**STATED GOAL**
Extract every line below that contains the word "xlabel".

**MATERIAL PROVIDED**

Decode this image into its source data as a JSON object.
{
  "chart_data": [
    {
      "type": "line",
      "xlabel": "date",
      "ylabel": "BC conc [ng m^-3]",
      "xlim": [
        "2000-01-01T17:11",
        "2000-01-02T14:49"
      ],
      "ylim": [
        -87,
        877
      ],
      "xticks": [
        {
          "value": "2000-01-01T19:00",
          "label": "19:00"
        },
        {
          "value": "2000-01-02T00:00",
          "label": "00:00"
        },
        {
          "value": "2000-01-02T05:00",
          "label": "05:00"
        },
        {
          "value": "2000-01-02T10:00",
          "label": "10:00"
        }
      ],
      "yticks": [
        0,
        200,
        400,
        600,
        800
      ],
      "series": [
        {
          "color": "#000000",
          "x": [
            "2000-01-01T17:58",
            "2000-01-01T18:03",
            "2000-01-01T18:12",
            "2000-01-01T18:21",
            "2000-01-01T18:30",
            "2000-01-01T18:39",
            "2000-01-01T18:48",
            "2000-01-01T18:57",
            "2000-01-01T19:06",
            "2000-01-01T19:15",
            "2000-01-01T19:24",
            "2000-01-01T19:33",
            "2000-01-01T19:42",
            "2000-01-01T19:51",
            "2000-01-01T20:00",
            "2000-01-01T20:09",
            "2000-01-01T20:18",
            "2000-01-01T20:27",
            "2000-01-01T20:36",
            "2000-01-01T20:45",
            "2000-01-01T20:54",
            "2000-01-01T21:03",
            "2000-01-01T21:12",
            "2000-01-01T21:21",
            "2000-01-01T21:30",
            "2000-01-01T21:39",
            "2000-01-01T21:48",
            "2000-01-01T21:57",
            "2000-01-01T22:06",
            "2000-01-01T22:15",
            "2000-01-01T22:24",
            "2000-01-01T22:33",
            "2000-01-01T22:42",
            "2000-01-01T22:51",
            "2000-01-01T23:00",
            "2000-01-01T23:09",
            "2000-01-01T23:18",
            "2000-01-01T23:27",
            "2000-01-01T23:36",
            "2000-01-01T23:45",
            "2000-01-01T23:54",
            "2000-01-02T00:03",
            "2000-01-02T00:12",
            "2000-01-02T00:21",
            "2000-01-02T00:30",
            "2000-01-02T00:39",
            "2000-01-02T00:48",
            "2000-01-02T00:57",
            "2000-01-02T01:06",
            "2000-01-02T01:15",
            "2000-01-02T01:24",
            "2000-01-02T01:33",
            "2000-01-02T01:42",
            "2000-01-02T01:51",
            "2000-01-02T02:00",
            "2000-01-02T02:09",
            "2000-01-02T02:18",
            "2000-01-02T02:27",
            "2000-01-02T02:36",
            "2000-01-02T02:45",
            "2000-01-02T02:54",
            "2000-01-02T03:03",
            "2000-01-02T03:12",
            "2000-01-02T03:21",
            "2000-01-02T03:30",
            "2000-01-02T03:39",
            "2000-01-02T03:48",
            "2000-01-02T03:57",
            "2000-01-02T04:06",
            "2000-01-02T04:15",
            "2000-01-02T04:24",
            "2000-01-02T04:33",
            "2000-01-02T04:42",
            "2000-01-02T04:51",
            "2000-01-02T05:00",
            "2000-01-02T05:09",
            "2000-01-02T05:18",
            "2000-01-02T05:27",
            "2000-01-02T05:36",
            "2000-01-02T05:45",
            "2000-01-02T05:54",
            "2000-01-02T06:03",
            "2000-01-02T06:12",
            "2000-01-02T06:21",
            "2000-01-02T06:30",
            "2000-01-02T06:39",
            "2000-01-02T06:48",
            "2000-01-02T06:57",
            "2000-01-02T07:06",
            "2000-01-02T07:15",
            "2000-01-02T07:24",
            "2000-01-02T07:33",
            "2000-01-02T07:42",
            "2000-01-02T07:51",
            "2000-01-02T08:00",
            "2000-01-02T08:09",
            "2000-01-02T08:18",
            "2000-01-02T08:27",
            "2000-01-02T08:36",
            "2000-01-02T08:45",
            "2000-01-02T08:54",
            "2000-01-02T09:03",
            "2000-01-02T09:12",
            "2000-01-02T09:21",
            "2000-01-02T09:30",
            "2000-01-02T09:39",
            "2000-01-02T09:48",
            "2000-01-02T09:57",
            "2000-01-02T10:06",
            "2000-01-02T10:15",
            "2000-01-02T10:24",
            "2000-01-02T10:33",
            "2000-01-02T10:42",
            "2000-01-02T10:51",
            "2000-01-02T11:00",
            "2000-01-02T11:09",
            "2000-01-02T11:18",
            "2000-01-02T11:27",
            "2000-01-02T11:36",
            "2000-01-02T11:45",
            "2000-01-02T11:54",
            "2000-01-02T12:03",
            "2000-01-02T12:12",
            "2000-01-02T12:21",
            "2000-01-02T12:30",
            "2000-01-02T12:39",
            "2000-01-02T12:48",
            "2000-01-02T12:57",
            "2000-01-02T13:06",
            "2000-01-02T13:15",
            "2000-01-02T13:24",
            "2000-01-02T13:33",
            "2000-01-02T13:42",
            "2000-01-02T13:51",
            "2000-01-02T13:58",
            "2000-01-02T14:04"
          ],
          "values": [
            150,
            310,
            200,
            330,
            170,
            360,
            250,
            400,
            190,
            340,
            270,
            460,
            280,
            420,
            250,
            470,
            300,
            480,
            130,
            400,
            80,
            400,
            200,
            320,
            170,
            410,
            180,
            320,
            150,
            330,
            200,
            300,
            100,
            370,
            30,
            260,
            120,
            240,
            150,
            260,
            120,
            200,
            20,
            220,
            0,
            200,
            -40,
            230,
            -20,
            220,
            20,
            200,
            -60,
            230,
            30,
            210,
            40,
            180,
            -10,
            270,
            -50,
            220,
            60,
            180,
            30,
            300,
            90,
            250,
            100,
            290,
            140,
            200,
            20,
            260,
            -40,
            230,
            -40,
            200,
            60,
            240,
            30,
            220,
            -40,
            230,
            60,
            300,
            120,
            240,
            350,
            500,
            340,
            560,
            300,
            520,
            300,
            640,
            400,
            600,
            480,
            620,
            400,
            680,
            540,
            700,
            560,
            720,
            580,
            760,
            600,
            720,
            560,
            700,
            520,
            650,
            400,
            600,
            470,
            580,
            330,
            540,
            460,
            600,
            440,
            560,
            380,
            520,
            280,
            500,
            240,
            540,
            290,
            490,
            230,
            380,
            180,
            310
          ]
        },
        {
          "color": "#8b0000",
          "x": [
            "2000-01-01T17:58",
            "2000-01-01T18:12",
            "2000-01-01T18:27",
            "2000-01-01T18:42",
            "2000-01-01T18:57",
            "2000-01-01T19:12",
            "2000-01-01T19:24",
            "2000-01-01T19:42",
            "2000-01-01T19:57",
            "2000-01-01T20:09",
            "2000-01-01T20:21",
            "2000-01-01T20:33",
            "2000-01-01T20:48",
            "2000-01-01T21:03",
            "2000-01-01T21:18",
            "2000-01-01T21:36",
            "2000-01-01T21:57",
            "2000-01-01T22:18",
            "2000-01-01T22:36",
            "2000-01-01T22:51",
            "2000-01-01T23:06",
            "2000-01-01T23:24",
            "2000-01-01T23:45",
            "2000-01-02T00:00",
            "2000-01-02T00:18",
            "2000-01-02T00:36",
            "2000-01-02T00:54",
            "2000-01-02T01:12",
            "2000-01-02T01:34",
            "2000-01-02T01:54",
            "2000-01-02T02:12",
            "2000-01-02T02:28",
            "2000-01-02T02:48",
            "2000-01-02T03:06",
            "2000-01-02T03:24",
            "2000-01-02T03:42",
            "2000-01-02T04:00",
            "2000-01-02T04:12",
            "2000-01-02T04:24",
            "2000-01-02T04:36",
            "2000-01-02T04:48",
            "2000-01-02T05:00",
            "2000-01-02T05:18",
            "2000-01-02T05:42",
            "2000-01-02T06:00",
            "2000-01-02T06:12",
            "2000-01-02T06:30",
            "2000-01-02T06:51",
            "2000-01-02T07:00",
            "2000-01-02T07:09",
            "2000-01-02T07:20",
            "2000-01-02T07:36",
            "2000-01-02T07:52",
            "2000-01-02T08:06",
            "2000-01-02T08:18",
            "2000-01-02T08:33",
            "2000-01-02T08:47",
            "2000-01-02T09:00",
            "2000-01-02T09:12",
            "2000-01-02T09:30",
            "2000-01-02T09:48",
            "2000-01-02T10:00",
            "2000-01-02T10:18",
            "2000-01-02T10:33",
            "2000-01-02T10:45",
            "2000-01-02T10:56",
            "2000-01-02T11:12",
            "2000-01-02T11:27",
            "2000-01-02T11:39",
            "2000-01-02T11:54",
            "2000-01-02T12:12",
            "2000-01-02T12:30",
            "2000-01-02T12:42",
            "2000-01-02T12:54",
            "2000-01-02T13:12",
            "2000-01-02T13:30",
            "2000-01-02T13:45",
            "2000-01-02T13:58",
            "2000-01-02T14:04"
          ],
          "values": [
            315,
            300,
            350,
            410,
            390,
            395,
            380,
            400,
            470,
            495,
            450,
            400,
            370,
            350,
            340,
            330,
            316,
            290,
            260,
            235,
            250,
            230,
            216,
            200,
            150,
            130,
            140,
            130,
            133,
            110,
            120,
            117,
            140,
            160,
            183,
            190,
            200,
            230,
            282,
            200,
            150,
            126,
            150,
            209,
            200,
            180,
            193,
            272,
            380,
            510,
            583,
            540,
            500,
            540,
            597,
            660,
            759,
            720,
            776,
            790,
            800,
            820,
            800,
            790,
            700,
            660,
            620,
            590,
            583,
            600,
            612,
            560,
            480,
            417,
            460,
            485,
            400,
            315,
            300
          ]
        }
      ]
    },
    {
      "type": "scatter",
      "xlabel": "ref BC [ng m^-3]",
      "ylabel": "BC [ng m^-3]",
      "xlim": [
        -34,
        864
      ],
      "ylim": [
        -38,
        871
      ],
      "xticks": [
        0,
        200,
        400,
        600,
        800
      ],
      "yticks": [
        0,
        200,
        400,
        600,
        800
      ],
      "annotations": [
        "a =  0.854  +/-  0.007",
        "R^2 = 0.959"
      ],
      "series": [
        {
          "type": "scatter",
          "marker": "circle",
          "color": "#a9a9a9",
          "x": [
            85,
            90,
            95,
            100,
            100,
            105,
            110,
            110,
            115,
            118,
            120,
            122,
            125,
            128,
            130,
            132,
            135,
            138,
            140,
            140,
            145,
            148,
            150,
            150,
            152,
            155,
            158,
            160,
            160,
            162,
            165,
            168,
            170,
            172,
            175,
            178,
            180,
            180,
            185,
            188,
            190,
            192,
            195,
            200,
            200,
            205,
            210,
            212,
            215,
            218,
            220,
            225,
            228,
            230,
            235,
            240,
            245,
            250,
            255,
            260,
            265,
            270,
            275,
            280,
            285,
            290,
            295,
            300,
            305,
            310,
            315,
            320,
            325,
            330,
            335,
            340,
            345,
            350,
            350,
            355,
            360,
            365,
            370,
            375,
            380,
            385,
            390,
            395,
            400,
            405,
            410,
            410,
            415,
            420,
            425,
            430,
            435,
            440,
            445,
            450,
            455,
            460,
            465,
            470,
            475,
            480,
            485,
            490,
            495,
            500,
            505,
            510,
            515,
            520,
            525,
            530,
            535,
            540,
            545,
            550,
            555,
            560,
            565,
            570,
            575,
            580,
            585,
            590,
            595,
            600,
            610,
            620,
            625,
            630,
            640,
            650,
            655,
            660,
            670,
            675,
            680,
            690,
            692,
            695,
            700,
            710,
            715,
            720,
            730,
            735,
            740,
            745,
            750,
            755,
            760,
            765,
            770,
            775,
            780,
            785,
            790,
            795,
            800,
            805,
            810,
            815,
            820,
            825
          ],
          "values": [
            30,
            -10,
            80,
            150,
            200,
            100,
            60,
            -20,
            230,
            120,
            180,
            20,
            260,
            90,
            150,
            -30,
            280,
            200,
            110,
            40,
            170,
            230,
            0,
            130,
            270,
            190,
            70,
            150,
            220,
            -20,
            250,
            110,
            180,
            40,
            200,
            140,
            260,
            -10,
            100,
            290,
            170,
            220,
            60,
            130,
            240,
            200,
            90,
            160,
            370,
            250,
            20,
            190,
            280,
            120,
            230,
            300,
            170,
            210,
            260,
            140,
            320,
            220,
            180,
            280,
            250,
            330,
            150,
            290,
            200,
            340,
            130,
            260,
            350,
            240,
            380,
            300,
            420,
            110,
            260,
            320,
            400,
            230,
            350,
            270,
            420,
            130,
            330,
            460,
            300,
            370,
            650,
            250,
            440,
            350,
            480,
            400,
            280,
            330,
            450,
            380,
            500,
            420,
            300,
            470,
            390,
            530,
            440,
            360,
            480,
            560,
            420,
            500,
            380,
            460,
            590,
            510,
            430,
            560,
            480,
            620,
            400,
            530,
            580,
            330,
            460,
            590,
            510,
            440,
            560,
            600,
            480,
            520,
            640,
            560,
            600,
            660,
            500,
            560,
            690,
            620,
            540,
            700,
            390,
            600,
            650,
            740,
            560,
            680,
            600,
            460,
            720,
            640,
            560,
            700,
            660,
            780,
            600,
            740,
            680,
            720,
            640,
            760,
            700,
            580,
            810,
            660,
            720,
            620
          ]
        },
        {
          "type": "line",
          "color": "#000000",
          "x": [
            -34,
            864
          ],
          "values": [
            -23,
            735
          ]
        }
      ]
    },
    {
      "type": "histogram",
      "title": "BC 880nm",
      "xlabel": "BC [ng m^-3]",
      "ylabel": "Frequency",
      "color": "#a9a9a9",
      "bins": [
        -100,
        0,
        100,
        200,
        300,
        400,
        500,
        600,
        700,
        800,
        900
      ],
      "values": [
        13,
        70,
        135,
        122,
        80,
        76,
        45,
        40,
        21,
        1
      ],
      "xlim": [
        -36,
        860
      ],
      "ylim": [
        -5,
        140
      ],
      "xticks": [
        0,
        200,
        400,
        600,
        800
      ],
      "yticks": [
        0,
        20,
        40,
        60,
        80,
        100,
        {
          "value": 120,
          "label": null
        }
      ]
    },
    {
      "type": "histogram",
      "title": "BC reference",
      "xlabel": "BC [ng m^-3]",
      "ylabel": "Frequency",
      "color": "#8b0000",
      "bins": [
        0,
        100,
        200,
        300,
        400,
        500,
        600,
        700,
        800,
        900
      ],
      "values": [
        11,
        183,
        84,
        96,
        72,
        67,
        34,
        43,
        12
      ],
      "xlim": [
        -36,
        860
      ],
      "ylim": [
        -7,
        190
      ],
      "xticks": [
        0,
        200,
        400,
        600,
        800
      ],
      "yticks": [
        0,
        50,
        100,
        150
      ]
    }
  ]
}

**THE ANSWER**
      "xlabel": "date",
      "xlabel": "ref BC [ng m^-3]",
      "xlabel": "BC [ng m^-3]",
      "xlabel": "BC [ng m^-3]",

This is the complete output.